## START DATASET EXCERPTS

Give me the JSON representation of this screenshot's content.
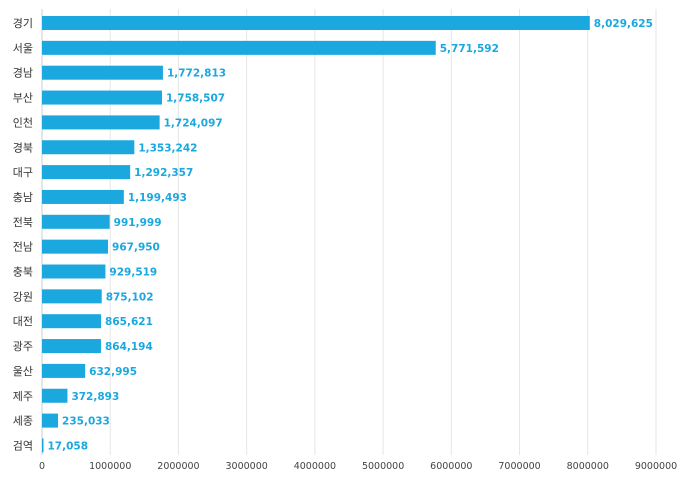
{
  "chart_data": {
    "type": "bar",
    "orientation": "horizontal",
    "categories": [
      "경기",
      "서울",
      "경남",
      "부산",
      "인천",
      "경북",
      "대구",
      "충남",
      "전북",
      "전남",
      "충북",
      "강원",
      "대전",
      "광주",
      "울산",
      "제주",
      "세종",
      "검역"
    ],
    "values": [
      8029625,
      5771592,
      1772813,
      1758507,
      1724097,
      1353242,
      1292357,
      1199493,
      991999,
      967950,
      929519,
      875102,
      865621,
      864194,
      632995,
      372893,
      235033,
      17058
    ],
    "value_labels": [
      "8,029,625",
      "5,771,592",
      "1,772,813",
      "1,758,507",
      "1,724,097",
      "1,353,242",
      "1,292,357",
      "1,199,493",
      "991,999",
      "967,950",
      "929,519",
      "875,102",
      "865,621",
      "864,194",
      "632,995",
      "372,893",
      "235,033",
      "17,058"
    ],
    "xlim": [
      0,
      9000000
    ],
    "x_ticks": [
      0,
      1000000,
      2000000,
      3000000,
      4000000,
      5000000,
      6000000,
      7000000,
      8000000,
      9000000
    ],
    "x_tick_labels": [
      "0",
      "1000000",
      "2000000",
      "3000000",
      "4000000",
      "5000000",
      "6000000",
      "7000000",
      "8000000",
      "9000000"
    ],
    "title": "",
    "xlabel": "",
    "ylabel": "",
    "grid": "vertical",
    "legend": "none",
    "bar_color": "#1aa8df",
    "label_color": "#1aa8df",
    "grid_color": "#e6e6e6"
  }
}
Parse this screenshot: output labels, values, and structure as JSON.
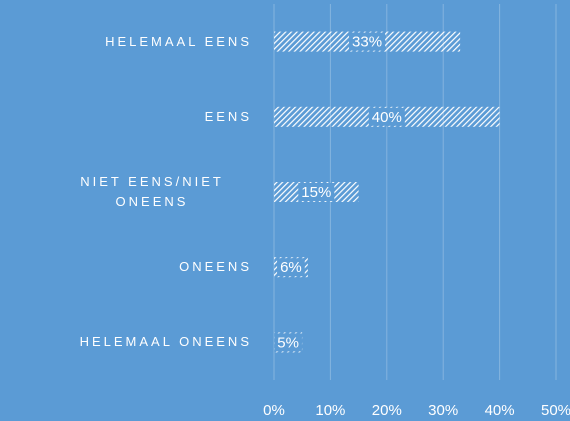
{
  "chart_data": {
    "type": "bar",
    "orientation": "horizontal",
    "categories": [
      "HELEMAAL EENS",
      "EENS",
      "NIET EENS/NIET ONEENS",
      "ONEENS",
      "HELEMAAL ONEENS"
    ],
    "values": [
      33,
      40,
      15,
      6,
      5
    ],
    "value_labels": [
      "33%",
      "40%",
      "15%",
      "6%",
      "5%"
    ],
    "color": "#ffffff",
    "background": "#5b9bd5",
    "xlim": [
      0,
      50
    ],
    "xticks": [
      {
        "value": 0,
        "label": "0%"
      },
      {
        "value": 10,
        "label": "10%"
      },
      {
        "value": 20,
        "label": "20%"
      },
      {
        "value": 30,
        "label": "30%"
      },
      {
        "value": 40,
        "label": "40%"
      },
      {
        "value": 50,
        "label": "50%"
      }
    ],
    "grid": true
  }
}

## END DATASET EXCERPTS
## START DATASET EXCERPTS

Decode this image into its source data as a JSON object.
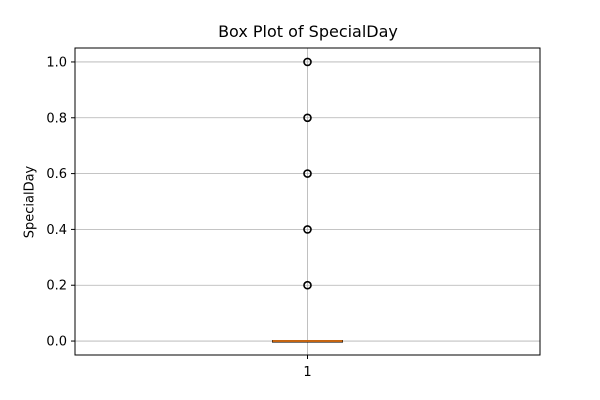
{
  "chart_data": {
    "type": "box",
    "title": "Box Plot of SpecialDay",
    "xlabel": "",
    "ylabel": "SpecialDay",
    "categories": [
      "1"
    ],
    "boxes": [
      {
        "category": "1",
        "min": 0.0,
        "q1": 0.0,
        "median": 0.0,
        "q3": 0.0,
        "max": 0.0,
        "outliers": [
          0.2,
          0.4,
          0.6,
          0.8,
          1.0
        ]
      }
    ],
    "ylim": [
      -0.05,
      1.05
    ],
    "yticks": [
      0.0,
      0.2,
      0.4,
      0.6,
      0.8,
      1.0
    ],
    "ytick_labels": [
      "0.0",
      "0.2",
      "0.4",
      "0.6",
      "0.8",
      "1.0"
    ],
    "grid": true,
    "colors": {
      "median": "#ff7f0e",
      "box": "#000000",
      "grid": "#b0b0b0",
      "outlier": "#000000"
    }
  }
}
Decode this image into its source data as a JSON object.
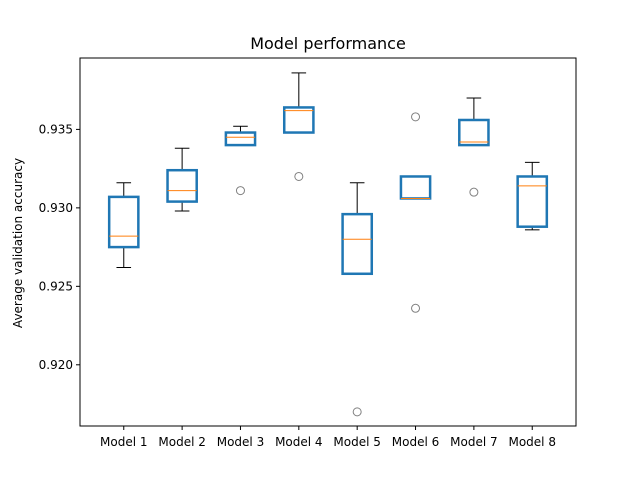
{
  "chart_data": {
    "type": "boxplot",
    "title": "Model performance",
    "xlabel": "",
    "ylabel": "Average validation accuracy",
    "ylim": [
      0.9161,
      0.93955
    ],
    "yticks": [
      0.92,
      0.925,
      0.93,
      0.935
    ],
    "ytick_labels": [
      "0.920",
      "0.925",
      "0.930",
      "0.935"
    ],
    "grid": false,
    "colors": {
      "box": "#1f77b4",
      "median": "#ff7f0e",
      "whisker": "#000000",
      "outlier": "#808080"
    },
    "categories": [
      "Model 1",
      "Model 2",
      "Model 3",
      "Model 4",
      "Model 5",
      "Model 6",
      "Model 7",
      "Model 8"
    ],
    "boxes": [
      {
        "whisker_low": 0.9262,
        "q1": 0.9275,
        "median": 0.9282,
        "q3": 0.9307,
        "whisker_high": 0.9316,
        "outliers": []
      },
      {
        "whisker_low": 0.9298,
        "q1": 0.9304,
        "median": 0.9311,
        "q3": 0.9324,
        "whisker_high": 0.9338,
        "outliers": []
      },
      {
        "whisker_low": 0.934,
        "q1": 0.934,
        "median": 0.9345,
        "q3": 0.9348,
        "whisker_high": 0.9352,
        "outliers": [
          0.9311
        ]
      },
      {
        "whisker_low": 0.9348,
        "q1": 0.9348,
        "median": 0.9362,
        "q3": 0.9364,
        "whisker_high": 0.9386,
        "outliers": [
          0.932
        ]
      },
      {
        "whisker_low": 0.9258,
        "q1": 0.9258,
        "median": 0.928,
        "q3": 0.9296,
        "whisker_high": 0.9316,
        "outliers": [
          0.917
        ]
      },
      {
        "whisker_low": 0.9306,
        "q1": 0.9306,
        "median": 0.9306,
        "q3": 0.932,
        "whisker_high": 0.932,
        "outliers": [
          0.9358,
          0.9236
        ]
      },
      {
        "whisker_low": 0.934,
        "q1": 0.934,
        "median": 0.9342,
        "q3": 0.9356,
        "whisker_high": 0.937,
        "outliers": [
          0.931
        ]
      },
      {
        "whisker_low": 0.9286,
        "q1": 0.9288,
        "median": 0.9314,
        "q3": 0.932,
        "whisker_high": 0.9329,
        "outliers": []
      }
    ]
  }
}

## END DATASET EXCERPTS

EXERCISE PROMPT:
Gather each line holding the string "SpecialDay".

ANSWER FOR THE TASK:
    "title": "Box Plot of SpecialDay",
    "ylabel": "SpecialDay",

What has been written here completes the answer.